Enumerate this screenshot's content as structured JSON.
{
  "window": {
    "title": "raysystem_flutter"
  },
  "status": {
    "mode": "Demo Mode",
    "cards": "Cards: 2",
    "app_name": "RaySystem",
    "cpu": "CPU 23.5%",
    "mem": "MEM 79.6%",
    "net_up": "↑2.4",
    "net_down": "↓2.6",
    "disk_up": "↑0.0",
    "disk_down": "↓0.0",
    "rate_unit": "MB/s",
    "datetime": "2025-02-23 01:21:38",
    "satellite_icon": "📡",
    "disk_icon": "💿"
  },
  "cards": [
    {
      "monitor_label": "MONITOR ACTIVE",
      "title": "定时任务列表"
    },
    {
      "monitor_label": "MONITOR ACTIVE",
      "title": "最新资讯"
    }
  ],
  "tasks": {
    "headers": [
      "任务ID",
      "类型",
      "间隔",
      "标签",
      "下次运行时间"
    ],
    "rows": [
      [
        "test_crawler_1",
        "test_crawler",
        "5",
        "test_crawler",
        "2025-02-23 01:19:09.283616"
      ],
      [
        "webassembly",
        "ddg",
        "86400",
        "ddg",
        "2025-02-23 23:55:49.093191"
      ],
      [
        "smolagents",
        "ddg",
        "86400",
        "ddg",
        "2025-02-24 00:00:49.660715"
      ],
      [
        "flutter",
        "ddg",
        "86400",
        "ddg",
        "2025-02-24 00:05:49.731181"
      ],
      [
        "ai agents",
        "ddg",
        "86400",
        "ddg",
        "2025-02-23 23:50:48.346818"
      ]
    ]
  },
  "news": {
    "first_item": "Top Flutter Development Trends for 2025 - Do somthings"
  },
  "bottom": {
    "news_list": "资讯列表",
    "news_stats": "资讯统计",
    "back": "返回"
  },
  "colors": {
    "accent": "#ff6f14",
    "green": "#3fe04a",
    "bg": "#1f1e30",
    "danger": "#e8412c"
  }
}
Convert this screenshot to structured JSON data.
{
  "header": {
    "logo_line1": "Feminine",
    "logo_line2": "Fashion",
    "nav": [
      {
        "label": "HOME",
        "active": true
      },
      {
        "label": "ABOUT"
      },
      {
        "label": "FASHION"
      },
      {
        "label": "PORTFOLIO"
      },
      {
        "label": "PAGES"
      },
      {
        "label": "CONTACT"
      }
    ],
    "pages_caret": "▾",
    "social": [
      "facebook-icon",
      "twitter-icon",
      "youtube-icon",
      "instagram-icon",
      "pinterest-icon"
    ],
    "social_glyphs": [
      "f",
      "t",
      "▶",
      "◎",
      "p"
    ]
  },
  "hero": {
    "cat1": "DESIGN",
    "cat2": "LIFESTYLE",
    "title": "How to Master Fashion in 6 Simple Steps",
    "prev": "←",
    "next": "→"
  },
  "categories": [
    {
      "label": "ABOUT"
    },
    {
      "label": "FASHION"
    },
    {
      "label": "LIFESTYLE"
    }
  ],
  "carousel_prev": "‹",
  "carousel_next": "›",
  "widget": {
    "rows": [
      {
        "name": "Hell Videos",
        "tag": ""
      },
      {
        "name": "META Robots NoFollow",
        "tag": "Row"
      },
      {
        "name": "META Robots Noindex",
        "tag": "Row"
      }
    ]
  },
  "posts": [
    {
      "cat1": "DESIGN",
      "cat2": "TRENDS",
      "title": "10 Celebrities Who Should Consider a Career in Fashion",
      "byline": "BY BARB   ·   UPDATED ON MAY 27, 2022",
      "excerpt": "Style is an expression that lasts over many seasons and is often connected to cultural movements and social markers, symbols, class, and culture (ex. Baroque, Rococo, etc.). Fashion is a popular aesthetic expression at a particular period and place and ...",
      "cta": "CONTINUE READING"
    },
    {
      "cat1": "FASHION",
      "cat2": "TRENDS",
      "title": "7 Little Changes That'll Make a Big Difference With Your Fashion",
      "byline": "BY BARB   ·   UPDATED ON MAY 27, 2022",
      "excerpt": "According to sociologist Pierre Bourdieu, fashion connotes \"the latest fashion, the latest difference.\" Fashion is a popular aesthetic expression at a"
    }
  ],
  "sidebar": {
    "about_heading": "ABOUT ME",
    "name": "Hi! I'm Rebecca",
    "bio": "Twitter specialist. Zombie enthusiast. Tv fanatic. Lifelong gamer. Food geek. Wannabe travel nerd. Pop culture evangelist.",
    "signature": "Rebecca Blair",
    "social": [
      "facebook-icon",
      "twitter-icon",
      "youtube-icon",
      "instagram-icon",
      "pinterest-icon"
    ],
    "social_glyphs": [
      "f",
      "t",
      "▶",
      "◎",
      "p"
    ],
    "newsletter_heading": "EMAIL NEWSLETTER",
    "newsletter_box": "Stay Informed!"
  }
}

_The task_
All of the entries must be quoted exactly; please include each one.

_Answer for the task_
Enumerate this screenshot's content as structured JSON.
{
  "window": {
    "title": "raysystem_flutter"
  },
  "status": {
    "mode": "Demo Mode",
    "cards": "Cards: 2",
    "app_name": "RaySystem",
    "cpu": "CPU 23.5%",
    "mem": "MEM 79.6%",
    "net_up": "↑2.4",
    "net_down": "↓2.6",
    "disk_up": "↑0.0",
    "disk_down": "↓0.0",
    "rate_unit": "MB/s",
    "datetime": "2025-02-23 01:21:38",
    "satellite_icon": "📡",
    "disk_icon": "💿"
  },
  "cards": [
    {
      "monitor_label": "MONITOR ACTIVE",
      "title": "定时任务列表"
    },
    {
      "monitor_label": "MONITOR ACTIVE",
      "title": "最新资讯"
    }
  ],
  "tasks": {
    "headers": [
      "任务ID",
      "类型",
      "间隔",
      "标签",
      "下次运行时间"
    ],
    "rows": [
      [
        "test_crawler_1",
        "test_crawler",
        "5",
        "test_crawler",
        "2025-02-23 01:19:09.283616"
      ],
      [
        "webassembly",
        "ddg",
        "86400",
        "ddg",
        "2025-02-23 23:55:49.093191"
      ],
      [
        "smolagents",
        "ddg",
        "86400",
        "ddg",
        "2025-02-24 00:00:49.660715"
      ],
      [
        "flutter",
        "ddg",
        "86400",
        "ddg",
        "2025-02-24 00:05:49.731181"
      ],
      [
        "ai agents",
        "ddg",
        "86400",
        "ddg",
        "2025-02-23 23:50:48.346818"
      ]
    ]
  },
  "news": {
    "first_item": "Top Flutter Development Trends for 2025 - Do somthings"
  },
  "bottom": {
    "news_list": "资讯列表",
    "news_stats": "资讯统计",
    "back": "返回"
  },
  "colors": {
    "accent": "#ff6f14",
    "green": "#3fe04a",
    "bg": "#1f1e30",
    "danger": "#e8412c"
  }
}
Convert this screenshot to structured JSON data.
{
  "header": {
    "logo_line1": "Feminine",
    "logo_line2": "Fashion",
    "nav": [
      {
        "label": "HOME",
        "active": true
      },
      {
        "label": "ABOUT"
      },
      {
        "label": "FASHION"
      },
      {
        "label": "PORTFOLIO"
      },
      {
        "label": "PAGES"
      },
      {
        "label": "CONTACT"
      }
    ],
    "pages_caret": "▾",
    "social": [
      "facebook-icon",
      "twitter-icon",
      "youtube-icon",
      "instagram-icon",
      "pinterest-icon"
    ],
    "social_glyphs": [
      "f",
      "t",
      "▶",
      "◎",
      "p"
    ]
  },
  "hero": {
    "cat1": "DESIGN",
    "cat2": "LIFESTYLE",
    "title": "How to Master Fashion in 6 Simple Steps",
    "prev": "←",
    "next": "→"
  },
  "categories": [
    {
      "label": "ABOUT"
    },
    {
      "label": "FASHION"
    },
    {
      "label": "LIFESTYLE"
    }
  ],
  "carousel_prev": "‹",
  "carousel_next": "›",
  "widget": {
    "rows": [
      {
        "name": "Hell Videos",
        "tag": ""
      },
      {
        "name": "META Robots NoFollow",
        "tag": "Row"
      },
      {
        "name": "META Robots Noindex",
        "tag": "Row"
      }
    ]
  },
  "posts": [
    {
      "cat1": "DESIGN",
      "cat2": "TRENDS",
      "title": "10 Celebrities Who Should Consider a Career in Fashion",
      "byline": "BY BARB   ·   UPDATED ON MAY 27, 2022",
      "excerpt": "Style is an expression that lasts over many seasons and is often connected to cultural movements and social markers, symbols, class, and culture (ex. Baroque, Rococo, etc.). Fashion is a popular aesthetic expression at a particular period and place and ...",
      "cta": "CONTINUE READING"
    },
    {
      "cat1": "FASHION",
      "cat2": "TRENDS",
      "title": "7 Little Changes That'll Make a Big Difference With Your Fashion",
      "byline": "BY BARB   ·   UPDATED ON MAY 27, 2022",
      "excerpt": "According to sociologist Pierre Bourdieu, fashion connotes \"the latest fashion, the latest difference.\" Fashion is a popular aesthetic expression at a"
    }
  ],
  "sidebar": {
    "about_heading": "ABOUT ME",
    "name": "Hi! I'm Rebecca",
    "bio": "Twitter specialist. Zombie enthusiast. Tv fanatic. Lifelong gamer. Food geek. Wannabe travel nerd. Pop culture evangelist.",
    "signature": "Rebecca Blair",
    "social": [
      "facebook-icon",
      "twitter-icon",
      "youtube-icon",
      "instagram-icon",
      "pinterest-icon"
    ],
    "social_glyphs": [
      "f",
      "t",
      "▶",
      "◎",
      "p"
    ],
    "newsletter_heading": "EMAIL NEWSLETTER",
    "newsletter_box": "Stay Informed!"
  }
}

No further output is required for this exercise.